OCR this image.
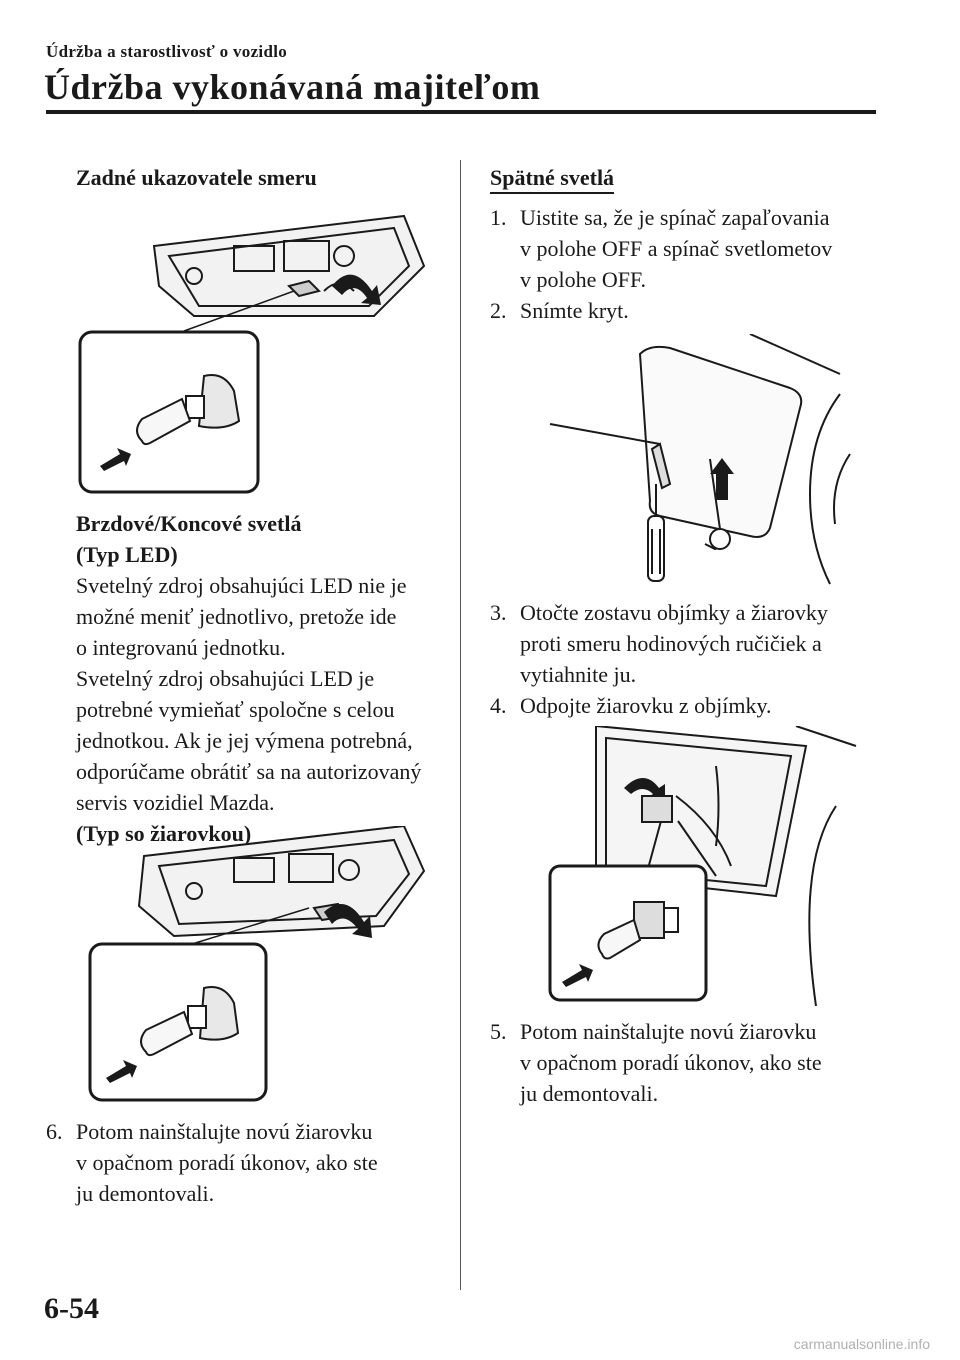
Údržba a starostlivosť o vozidlo
Údržba vykonávaná majiteľom
Zadné ukazovatele smeru
Brzdové/Koncové svetlá
(Typ LED)
Svetelný zdroj obsahujúci LED nie je
možné meniť jednotlivo, pretože ide
o integrovanú jednotku.
Svetelný zdroj obsahujúci LED je
potrebné vymieňať spoločne s celou
jednotkou. Ak je jej výmena potrebná,
odporúčame obrátiť sa na autorizovaný
servis vozidiel Mazda.
(Typ so žiarovkou)
6. Potom nainštalujte novú žiarovku
v opačnom poradí úkonov, ako ste
ju demontovali.
Spätné svetlá
1. Uistite sa, že je spínač zapaľovania
v polohe OFF a spínač svetlometov
v polohe OFF.
2. Snímte kryt.
3. Otočte zostavu objímky a žiarovky
proti smeru hodinových ručičiek a
vytiahnite ju.
4. Odpojte žiarovku z objímky.
5. Potom nainštalujte novú žiarovku
v opačnom poradí úkonov, ako ste
ju demontovali.
6-54
carmanualsonline.info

= = = = =

--- Requirements ---
Every record must be copied exactly, with the pictures left out.

--- Exercise response ---
OCR this image.
Údržba a starostlivosť o vozidlo
Údržba vykonávaná majiteľom
Zadné ukazovatele smeru
Brzdové/Koncové svetlá
(Typ LED)
Svetelný zdroj obsahujúci LED nie je
možné meniť jednotlivo, pretože ide
o integrovanú jednotku.
Svetelný zdroj obsahujúci LED je
potrebné vymieňať spoločne s celou
jednotkou. Ak je jej výmena potrebná,
odporúčame obrátiť sa na autorizovaný
servis vozidiel Mazda.
(Typ so žiarovkou)
6. Potom nainštalujte novú žiarovku
v opačnom poradí úkonov, ako ste
ju demontovali.
Spätné svetlá
1. Uistite sa, že je spínač zapaľovania
v polohe OFF a spínač svetlometov
v polohe OFF.
2. Snímte kryt.
3. Otočte zostavu objímky a žiarovky
proti smeru hodinových ručičiek a
vytiahnite ju.
4. Odpojte žiarovku z objímky.
5. Potom nainštalujte novú žiarovku
v opačnom poradí úkonov, ako ste
ju demontovali.
6-54
carmanualsonline.info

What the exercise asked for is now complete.